▸ AVAILABLE RECORDS:
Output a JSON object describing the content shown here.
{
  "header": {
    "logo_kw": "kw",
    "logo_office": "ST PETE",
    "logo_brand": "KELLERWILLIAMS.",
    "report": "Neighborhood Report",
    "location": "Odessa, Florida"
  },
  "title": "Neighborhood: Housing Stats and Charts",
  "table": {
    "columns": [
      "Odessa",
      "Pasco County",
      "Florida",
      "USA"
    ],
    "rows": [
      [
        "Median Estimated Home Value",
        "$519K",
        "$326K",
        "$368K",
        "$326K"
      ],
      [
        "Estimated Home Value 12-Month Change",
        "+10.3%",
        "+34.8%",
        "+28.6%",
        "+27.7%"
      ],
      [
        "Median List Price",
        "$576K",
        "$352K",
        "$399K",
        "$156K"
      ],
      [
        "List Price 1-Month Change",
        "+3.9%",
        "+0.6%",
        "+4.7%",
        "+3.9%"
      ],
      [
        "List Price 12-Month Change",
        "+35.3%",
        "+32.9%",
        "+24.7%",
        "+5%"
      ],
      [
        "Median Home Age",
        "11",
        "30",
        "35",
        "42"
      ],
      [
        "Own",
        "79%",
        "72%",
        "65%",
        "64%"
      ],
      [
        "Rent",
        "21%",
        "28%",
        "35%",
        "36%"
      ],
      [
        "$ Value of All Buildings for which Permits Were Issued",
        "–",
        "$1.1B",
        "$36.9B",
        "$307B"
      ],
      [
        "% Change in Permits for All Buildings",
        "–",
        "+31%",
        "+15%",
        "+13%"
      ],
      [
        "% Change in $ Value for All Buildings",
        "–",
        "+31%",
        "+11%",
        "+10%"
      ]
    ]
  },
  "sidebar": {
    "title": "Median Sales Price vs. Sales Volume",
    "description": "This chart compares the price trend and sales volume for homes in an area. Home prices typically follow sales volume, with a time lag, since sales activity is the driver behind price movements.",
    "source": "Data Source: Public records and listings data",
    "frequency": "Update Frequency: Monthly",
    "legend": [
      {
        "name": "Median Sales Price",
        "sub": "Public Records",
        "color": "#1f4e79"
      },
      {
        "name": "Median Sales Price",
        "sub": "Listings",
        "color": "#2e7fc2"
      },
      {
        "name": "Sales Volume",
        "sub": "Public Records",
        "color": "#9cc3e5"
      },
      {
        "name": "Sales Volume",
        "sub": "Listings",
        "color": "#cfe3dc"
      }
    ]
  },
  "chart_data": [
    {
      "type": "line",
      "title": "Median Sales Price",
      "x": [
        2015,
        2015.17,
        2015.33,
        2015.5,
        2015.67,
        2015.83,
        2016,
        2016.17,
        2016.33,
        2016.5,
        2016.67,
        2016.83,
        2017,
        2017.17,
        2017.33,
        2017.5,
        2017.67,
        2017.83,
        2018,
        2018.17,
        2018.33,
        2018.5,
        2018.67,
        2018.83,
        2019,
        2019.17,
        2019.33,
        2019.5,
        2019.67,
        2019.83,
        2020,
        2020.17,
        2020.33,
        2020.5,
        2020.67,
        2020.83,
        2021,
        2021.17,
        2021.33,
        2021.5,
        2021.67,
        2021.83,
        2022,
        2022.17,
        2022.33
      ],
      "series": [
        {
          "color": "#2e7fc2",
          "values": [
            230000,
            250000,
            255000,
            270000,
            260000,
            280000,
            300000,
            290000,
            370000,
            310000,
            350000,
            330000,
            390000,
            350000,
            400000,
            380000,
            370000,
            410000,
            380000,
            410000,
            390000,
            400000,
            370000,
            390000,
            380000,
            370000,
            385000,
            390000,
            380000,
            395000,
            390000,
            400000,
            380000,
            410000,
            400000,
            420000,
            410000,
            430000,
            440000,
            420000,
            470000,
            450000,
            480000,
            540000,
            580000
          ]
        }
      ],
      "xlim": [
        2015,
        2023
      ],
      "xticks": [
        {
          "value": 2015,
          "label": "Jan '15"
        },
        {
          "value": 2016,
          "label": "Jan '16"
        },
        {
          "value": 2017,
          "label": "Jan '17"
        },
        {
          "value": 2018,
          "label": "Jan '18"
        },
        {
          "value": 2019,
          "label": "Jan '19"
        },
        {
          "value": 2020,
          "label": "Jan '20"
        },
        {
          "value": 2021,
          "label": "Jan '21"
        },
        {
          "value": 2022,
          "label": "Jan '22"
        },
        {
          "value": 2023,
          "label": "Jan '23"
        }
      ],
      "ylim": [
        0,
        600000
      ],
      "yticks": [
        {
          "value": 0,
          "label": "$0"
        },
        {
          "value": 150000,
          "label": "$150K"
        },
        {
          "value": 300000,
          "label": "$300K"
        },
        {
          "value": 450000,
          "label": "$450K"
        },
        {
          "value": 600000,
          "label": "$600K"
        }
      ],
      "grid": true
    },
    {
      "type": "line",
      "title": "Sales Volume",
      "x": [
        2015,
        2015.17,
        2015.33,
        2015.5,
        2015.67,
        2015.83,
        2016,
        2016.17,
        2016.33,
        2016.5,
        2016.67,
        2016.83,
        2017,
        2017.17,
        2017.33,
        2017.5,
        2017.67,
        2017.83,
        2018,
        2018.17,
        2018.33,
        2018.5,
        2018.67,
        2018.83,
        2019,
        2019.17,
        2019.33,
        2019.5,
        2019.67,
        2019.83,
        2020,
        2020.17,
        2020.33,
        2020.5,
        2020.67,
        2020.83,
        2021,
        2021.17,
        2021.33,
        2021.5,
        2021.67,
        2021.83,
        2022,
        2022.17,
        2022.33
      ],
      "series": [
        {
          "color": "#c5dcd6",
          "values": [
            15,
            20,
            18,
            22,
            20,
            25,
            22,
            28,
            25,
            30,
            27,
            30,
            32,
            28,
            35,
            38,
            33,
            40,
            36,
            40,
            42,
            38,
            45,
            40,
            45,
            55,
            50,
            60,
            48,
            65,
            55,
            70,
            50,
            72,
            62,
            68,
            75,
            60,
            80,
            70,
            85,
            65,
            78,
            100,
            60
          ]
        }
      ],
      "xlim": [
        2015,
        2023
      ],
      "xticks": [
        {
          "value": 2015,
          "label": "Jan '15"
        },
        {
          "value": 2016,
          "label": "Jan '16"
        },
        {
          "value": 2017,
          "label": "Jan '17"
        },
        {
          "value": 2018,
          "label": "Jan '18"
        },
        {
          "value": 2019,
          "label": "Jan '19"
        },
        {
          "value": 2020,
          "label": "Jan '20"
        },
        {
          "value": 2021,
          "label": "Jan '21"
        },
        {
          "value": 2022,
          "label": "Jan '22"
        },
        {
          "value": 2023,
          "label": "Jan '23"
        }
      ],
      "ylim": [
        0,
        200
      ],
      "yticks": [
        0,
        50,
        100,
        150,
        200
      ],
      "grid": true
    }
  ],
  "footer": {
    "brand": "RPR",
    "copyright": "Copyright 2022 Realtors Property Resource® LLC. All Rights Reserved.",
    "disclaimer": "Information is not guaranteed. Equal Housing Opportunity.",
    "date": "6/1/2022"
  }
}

▸ WHAT YOU HAVE TO DO: Please reproduce each line exactly as written.

▸ RESULT BELOW:
Output a JSON object describing the content shown here.
{
  "header": {
    "logo_kw": "kw",
    "logo_office": "ST PETE",
    "logo_brand": "KELLERWILLIAMS.",
    "report": "Neighborhood Report",
    "location": "Odessa, Florida"
  },
  "title": "Neighborhood: Housing Stats and Charts",
  "table": {
    "columns": [
      "Odessa",
      "Pasco County",
      "Florida",
      "USA"
    ],
    "rows": [
      [
        "Median Estimated Home Value",
        "$519K",
        "$326K",
        "$368K",
        "$326K"
      ],
      [
        "Estimated Home Value 12-Month Change",
        "+10.3%",
        "+34.8%",
        "+28.6%",
        "+27.7%"
      ],
      [
        "Median List Price",
        "$576K",
        "$352K",
        "$399K",
        "$156K"
      ],
      [
        "List Price 1-Month Change",
        "+3.9%",
        "+0.6%",
        "+4.7%",
        "+3.9%"
      ],
      [
        "List Price 12-Month Change",
        "+35.3%",
        "+32.9%",
        "+24.7%",
        "+5%"
      ],
      [
        "Median Home Age",
        "11",
        "30",
        "35",
        "42"
      ],
      [
        "Own",
        "79%",
        "72%",
        "65%",
        "64%"
      ],
      [
        "Rent",
        "21%",
        "28%",
        "35%",
        "36%"
      ],
      [
        "$ Value of All Buildings for which Permits Were Issued",
        "–",
        "$1.1B",
        "$36.9B",
        "$307B"
      ],
      [
        "% Change in Permits for All Buildings",
        "–",
        "+31%",
        "+15%",
        "+13%"
      ],
      [
        "% Change in $ Value for All Buildings",
        "–",
        "+31%",
        "+11%",
        "+10%"
      ]
    ]
  },
  "sidebar": {
    "title": "Median Sales Price vs. Sales Volume",
    "description": "This chart compares the price trend and sales volume for homes in an area. Home prices typically follow sales volume, with a time lag, since sales activity is the driver behind price movements.",
    "source": "Data Source: Public records and listings data",
    "frequency": "Update Frequency: Monthly",
    "legend": [
      {
        "name": "Median Sales Price",
        "sub": "Public Records",
        "color": "#1f4e79"
      },
      {
        "name": "Median Sales Price",
        "sub": "Listings",
        "color": "#2e7fc2"
      },
      {
        "name": "Sales Volume",
        "sub": "Public Records",
        "color": "#9cc3e5"
      },
      {
        "name": "Sales Volume",
        "sub": "Listings",
        "color": "#cfe3dc"
      }
    ]
  },
  "chart_data": [
    {
      "type": "line",
      "title": "Median Sales Price",
      "x": [
        2015,
        2015.17,
        2015.33,
        2015.5,
        2015.67,
        2015.83,
        2016,
        2016.17,
        2016.33,
        2016.5,
        2016.67,
        2016.83,
        2017,
        2017.17,
        2017.33,
        2017.5,
        2017.67,
        2017.83,
        2018,
        2018.17,
        2018.33,
        2018.5,
        2018.67,
        2018.83,
        2019,
        2019.17,
        2019.33,
        2019.5,
        2019.67,
        2019.83,
        2020,
        2020.17,
        2020.33,
        2020.5,
        2020.67,
        2020.83,
        2021,
        2021.17,
        2021.33,
        2021.5,
        2021.67,
        2021.83,
        2022,
        2022.17,
        2022.33
      ],
      "series": [
        {
          "color": "#2e7fc2",
          "values": [
            230000,
            250000,
            255000,
            270000,
            260000,
            280000,
            300000,
            290000,
            370000,
            310000,
            350000,
            330000,
            390000,
            350000,
            400000,
            380000,
            370000,
            410000,
            380000,
            410000,
            390000,
            400000,
            370000,
            390000,
            380000,
            370000,
            385000,
            390000,
            380000,
            395000,
            390000,
            400000,
            380000,
            410000,
            400000,
            420000,
            410000,
            430000,
            440000,
            420000,
            470000,
            450000,
            480000,
            540000,
            580000
          ]
        }
      ],
      "xlim": [
        2015,
        2023
      ],
      "xticks": [
        {
          "value": 2015,
          "label": "Jan '15"
        },
        {
          "value": 2016,
          "label": "Jan '16"
        },
        {
          "value": 2017,
          "label": "Jan '17"
        },
        {
          "value": 2018,
          "label": "Jan '18"
        },
        {
          "value": 2019,
          "label": "Jan '19"
        },
        {
          "value": 2020,
          "label": "Jan '20"
        },
        {
          "value": 2021,
          "label": "Jan '21"
        },
        {
          "value": 2022,
          "label": "Jan '22"
        },
        {
          "value": 2023,
          "label": "Jan '23"
        }
      ],
      "ylim": [
        0,
        600000
      ],
      "yticks": [
        {
          "value": 0,
          "label": "$0"
        },
        {
          "value": 150000,
          "label": "$150K"
        },
        {
          "value": 300000,
          "label": "$300K"
        },
        {
          "value": 450000,
          "label": "$450K"
        },
        {
          "value": 600000,
          "label": "$600K"
        }
      ],
      "grid": true
    },
    {
      "type": "line",
      "title": "Sales Volume",
      "x": [
        2015,
        2015.17,
        2015.33,
        2015.5,
        2015.67,
        2015.83,
        2016,
        2016.17,
        2016.33,
        2016.5,
        2016.67,
        2016.83,
        2017,
        2017.17,
        2017.33,
        2017.5,
        2017.67,
        2017.83,
        2018,
        2018.17,
        2018.33,
        2018.5,
        2018.67,
        2018.83,
        2019,
        2019.17,
        2019.33,
        2019.5,
        2019.67,
        2019.83,
        2020,
        2020.17,
        2020.33,
        2020.5,
        2020.67,
        2020.83,
        2021,
        2021.17,
        2021.33,
        2021.5,
        2021.67,
        2021.83,
        2022,
        2022.17,
        2022.33
      ],
      "series": [
        {
          "color": "#c5dcd6",
          "values": [
            15,
            20,
            18,
            22,
            20,
            25,
            22,
            28,
            25,
            30,
            27,
            30,
            32,
            28,
            35,
            38,
            33,
            40,
            36,
            40,
            42,
            38,
            45,
            40,
            45,
            55,
            50,
            60,
            48,
            65,
            55,
            70,
            50,
            72,
            62,
            68,
            75,
            60,
            80,
            70,
            85,
            65,
            78,
            100,
            60
          ]
        }
      ],
      "xlim": [
        2015,
        2023
      ],
      "xticks": [
        {
          "value": 2015,
          "label": "Jan '15"
        },
        {
          "value": 2016,
          "label": "Jan '16"
        },
        {
          "value": 2017,
          "label": "Jan '17"
        },
        {
          "value": 2018,
          "label": "Jan '18"
        },
        {
          "value": 2019,
          "label": "Jan '19"
        },
        {
          "value": 2020,
          "label": "Jan '20"
        },
        {
          "value": 2021,
          "label": "Jan '21"
        },
        {
          "value": 2022,
          "label": "Jan '22"
        },
        {
          "value": 2023,
          "label": "Jan '23"
        }
      ],
      "ylim": [
        0,
        200
      ],
      "yticks": [
        0,
        50,
        100,
        150,
        200
      ],
      "grid": true
    }
  ],
  "footer": {
    "brand": "RPR",
    "copyright": "Copyright 2022 Realtors Property Resource® LLC. All Rights Reserved.",
    "disclaimer": "Information is not guaranteed. Equal Housing Opportunity.",
    "date": "6/1/2022"
  }
}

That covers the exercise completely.